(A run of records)
___
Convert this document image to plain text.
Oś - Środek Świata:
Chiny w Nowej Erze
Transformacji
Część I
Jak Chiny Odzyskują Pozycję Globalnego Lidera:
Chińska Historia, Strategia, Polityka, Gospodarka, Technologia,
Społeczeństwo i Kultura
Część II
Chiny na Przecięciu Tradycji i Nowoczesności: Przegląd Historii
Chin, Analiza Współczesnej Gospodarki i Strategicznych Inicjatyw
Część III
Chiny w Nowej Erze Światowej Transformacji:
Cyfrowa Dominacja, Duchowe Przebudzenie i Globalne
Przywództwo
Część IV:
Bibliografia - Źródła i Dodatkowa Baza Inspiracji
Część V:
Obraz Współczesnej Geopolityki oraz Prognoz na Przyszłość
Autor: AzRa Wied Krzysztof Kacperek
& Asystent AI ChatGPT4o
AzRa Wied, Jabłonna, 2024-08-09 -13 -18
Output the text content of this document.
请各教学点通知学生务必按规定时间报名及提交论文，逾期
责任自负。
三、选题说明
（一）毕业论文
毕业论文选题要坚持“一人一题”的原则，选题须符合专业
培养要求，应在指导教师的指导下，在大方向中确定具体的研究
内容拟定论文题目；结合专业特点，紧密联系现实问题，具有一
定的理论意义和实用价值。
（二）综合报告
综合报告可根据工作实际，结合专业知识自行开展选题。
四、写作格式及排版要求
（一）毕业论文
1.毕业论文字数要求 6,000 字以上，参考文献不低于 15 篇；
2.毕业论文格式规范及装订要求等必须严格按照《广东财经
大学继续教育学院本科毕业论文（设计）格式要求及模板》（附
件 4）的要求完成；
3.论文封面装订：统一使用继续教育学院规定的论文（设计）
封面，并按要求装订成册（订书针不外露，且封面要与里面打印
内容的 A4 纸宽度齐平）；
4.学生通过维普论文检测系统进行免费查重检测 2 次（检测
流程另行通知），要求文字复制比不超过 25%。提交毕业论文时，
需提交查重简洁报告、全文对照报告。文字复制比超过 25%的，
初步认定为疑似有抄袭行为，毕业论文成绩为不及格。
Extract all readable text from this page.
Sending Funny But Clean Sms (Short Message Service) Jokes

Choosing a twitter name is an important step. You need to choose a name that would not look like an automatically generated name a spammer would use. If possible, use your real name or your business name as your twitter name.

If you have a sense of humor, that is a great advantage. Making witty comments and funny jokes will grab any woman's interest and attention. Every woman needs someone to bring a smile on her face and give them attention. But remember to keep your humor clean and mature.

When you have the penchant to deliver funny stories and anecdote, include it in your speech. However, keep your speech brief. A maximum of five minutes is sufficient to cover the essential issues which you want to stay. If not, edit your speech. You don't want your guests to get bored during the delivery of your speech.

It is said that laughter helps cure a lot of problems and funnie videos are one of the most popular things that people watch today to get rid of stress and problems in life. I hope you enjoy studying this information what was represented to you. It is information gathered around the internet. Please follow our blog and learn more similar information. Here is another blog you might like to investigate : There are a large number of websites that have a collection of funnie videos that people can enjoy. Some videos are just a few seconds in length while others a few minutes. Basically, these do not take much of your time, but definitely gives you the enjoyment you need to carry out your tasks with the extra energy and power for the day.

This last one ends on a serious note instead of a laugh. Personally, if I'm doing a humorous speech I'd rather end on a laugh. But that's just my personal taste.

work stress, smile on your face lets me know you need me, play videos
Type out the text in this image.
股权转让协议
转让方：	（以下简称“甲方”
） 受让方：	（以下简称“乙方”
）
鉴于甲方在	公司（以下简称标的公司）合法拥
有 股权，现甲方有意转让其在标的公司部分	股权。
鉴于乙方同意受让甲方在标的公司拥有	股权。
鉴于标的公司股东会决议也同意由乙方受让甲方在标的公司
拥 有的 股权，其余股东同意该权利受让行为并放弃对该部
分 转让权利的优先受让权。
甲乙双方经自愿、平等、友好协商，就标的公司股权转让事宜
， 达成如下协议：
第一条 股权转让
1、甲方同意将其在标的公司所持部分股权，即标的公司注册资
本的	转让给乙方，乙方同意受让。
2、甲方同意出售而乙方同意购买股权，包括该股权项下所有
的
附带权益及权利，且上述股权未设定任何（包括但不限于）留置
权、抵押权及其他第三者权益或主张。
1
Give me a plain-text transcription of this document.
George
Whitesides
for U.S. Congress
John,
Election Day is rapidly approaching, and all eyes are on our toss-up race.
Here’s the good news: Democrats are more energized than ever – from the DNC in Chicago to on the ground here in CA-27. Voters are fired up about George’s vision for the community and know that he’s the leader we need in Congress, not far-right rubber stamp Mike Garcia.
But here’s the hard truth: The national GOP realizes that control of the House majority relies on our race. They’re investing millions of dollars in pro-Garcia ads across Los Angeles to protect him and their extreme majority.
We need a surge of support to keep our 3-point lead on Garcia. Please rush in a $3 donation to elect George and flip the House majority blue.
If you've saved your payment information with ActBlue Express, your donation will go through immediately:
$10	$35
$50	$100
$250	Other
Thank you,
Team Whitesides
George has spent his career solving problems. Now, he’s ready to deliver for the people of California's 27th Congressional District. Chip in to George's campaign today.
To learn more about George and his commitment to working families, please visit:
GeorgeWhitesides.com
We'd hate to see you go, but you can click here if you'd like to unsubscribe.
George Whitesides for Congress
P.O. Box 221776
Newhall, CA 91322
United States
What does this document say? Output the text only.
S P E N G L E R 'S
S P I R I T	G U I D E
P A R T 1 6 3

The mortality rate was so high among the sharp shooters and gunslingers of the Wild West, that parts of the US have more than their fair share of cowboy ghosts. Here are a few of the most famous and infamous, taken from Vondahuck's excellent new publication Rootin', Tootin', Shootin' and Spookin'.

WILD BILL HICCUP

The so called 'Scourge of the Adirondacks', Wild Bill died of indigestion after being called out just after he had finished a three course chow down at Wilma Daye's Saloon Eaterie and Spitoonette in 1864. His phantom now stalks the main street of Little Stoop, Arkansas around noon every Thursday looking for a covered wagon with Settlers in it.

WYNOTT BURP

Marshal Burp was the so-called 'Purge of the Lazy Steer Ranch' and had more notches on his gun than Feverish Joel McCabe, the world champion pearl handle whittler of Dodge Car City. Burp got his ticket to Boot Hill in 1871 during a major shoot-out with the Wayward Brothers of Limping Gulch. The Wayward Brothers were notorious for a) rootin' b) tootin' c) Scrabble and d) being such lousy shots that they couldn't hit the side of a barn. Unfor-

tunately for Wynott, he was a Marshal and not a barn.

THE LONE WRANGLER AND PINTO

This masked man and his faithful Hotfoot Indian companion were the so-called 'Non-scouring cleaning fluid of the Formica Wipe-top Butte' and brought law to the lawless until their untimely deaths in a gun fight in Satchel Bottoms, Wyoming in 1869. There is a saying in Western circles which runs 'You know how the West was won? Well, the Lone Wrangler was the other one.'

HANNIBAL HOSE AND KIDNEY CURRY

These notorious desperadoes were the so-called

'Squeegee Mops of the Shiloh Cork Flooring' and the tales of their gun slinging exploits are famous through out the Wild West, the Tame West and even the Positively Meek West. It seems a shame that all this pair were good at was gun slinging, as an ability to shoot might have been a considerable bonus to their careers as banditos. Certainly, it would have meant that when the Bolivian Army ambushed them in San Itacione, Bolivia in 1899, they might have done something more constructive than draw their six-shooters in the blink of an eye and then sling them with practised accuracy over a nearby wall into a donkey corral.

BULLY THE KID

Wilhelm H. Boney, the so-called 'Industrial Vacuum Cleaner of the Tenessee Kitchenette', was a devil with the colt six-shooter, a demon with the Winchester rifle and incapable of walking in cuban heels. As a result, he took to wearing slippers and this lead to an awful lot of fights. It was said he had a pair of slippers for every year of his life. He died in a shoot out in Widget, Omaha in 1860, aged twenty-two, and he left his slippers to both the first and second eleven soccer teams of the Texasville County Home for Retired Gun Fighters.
___
WHAT NEEDS TO BE DONE » Reproduce the data shown above exactly.

EXPECTED ANSWER »
Convert this document image to plain text.
Oś - Środek Świata:
Chiny w Nowej Erze
Transformacji
Część I
Jak Chiny Odzyskują Pozycję Globalnego Lidera:
Chińska Historia, Strategia, Polityka, Gospodarka, Technologia,
Społeczeństwo i Kultura
Część II
Chiny na Przecięciu Tradycji i Nowoczesności: Przegląd Historii
Chin, Analiza Współczesnej Gospodarki i Strategicznych Inicjatyw
Część III
Chiny w Nowej Erze Światowej Transformacji:
Cyfrowa Dominacja, Duchowe Przebudzenie i Globalne
Przywództwo
Część IV:
Bibliografia - Źródła i Dodatkowa Baza Inspiracji
Część V:
Obraz Współczesnej Geopolityki oraz Prognoz na Przyszłość
Autor: AzRa Wied Krzysztof Kacperek
& Asystent AI ChatGPT4o
AzRa Wied, Jabłonna, 2024-08-09 -13 -18
Output the text content of this document.
请各教学点通知学生务必按规定时间报名及提交论文，逾期
责任自负。
三、选题说明
（一）毕业论文
毕业论文选题要坚持“一人一题”的原则，选题须符合专业
培养要求，应在指导教师的指导下，在大方向中确定具体的研究
内容拟定论文题目；结合专业特点，紧密联系现实问题，具有一
定的理论意义和实用价值。
（二）综合报告
综合报告可根据工作实际，结合专业知识自行开展选题。
四、写作格式及排版要求
（一）毕业论文
1.毕业论文字数要求 6,000 字以上，参考文献不低于 15 篇；
2.毕业论文格式规范及装订要求等必须严格按照《广东财经
大学继续教育学院本科毕业论文（设计）格式要求及模板》（附
件 4）的要求完成；
3.论文封面装订：统一使用继续教育学院规定的论文（设计）
封面，并按要求装订成册（订书针不外露，且封面要与里面打印
内容的 A4 纸宽度齐平）；
4.学生通过维普论文检测系统进行免费查重检测 2 次（检测
流程另行通知），要求文字复制比不超过 25%。提交毕业论文时，
需提交查重简洁报告、全文对照报告。文字复制比超过 25%的，
初步认定为疑似有抄袭行为，毕业论文成绩为不及格。
Extract all readable text from this page.
Sending Funny But Clean Sms (Short Message Service) Jokes

Choosing a twitter name is an important step. You need to choose a name that would not look like an automatically generated name a spammer would use. If possible, use your real name or your business name as your twitter name.

If you have a sense of humor, that is a great advantage. Making witty comments and funny jokes will grab any woman's interest and attention. Every woman needs someone to bring a smile on her face and give them attention. But remember to keep your humor clean and mature.

When you have the penchant to deliver funny stories and anecdote, include it in your speech. However, keep your speech brief. A maximum of five minutes is sufficient to cover the essential issues which you want to stay. If not, edit your speech. You don't want your guests to get bored during the delivery of your speech.

It is said that laughter helps cure a lot of problems and funnie videos are one of the most popular things that people watch today to get rid of stress and problems in life. I hope you enjoy studying this information what was represented to you. It is information gathered around the internet. Please follow our blog and learn more similar information. Here is another blog you might like to investigate : There are a large number of websites that have a collection of funnie videos that people can enjoy. Some videos are just a few seconds in length while others a few minutes. Basically, these do not take much of your time, but definitely gives you the enjoyment you need to carry out your tasks with the extra energy and power for the day.

This last one ends on a serious note instead of a laugh. Personally, if I'm doing a humorous speech I'd rather end on a laugh. But that's just my personal taste.

work stress, smile on your face lets me know you need me, play videos
Type out the text in this image.
股权转让协议
转让方：	（以下简称“甲方”
） 受让方：	（以下简称“乙方”
）
鉴于甲方在	公司（以下简称标的公司）合法拥
有 股权，现甲方有意转让其在标的公司部分	股权。
鉴于乙方同意受让甲方在标的公司拥有	股权。
鉴于标的公司股东会决议也同意由乙方受让甲方在标的公司
拥 有的 股权，其余股东同意该权利受让行为并放弃对该部
分 转让权利的优先受让权。
甲乙双方经自愿、平等、友好协商，就标的公司股权转让事宜
， 达成如下协议：
第一条 股权转让
1、甲方同意将其在标的公司所持部分股权，即标的公司注册资
本的	转让给乙方，乙方同意受让。
2、甲方同意出售而乙方同意购买股权，包括该股权项下所有
的
附带权益及权利，且上述股权未设定任何（包括但不限于）留置
权、抵押权及其他第三者权益或主张。
1
Give me a plain-text transcription of this document.
George
Whitesides
for U.S. Congress
John,
Election Day is rapidly approaching, and all eyes are on our toss-up race.
Here’s the good news: Democrats are more energized than ever – from the DNC in Chicago to on the ground here in CA-27. Voters are fired up about George’s vision for the community and know that he’s the leader we need in Congress, not far-right rubber stamp Mike Garcia.
But here’s the hard truth: The national GOP realizes that control of the House majority relies on our race. They’re investing millions of dollars in pro-Garcia ads across Los Angeles to protect him and their extreme majority.
We need a surge of support to keep our 3-point lead on Garcia. Please rush in a $3 donation to elect George and flip the House majority blue.
If you've saved your payment information with ActBlue Express, your donation will go through immediately:
$10	$35
$50	$100
$250	Other
Thank you,
Team Whitesides
George has spent his career solving problems. Now, he’s ready to deliver for the people of California's 27th Congressional District. Chip in to George's campaign today.
To learn more about George and his commitment to working families, please visit:
GeorgeWhitesides.com
We'd hate to see you go, but you can click here if you'd like to unsubscribe.
George Whitesides for Congress
P.O. Box 221776
Newhall, CA 91322
United States
What does this document say? Output the text only.
S P E N G L E R 'S
S P I R I T	G U I D E
P A R T 1 6 3

The mortality rate was so high among the sharp shooters and gunslingers of the Wild West, that parts of the US have more than their fair share of cowboy ghosts. Here are a few of the most famous and infamous, taken from Vondahuck's excellent new publication Rootin', Tootin', Shootin' and Spookin'.

WILD BILL HICCUP

The so called 'Scourge of the Adirondacks', Wild Bill died of indigestion after being called out just after he had finished a three course chow down at Wilma Daye's Saloon Eaterie and Spitoonette in 1864. His phantom now stalks the main street of Little Stoop, Arkansas around noon every Thursday looking for a covered wagon with Settlers in it.

WYNOTT BURP

Marshal Burp was the so-called 'Purge of the Lazy Steer Ranch' and had more notches on his gun than Feverish Joel McCabe, the world champion pearl handle whittler of Dodge Car City. Burp got his ticket to Boot Hill in 1871 during a major shoot-out with the Wayward Brothers of Limping Gulch. The Wayward Brothers were notorious for a) rootin' b) tootin' c) Scrabble and d) being such lousy shots that they couldn't hit the side of a barn. Unfor-

tunately for Wynott, he was a Marshal and not a barn.

THE LONE WRANGLER AND PINTO

This masked man and his faithful Hotfoot Indian companion were the so-called 'Non-scouring cleaning fluid of the Formica Wipe-top Butte' and brought law to the lawless until their untimely deaths in a gun fight in Satchel Bottoms, Wyoming in 1869. There is a saying in Western circles which runs 'You know how the West was won? Well, the Lone Wrangler was the other one.'

HANNIBAL HOSE AND KIDNEY CURRY

These notorious desperadoes were the so-called

'Squeegee Mops of the Shiloh Cork Flooring' and the tales of their gun slinging exploits are famous through out the Wild West, the Tame West and even the Positively Meek West. It seems a shame that all this pair were good at was gun slinging, as an ability to shoot might have been a considerable bonus to their careers as banditos. Certainly, it would have meant that when the Bolivian Army ambushed them in San Itacione, Bolivia in 1899, they might have done something more constructive than draw their six-shooters in the blink of an eye and then sling them with practised accuracy over a nearby wall into a donkey corral.

BULLY THE KID

Wilhelm H. Boney, the so-called 'Industrial Vacuum Cleaner of the Tenessee Kitchenette', was a devil with the colt six-shooter, a demon with the Winchester rifle and incapable of walking in cuban heels. As a result, he took to wearing slippers and this lead to an awful lot of fights. It was said he had a pair of slippers for every year of his life. He died in a shoot out in Widget, Omaha in 1860, aged twenty-two, and he left his slippers to both the first and second eleven soccer teams of the Texasville County Home for Retired Gun Fighters.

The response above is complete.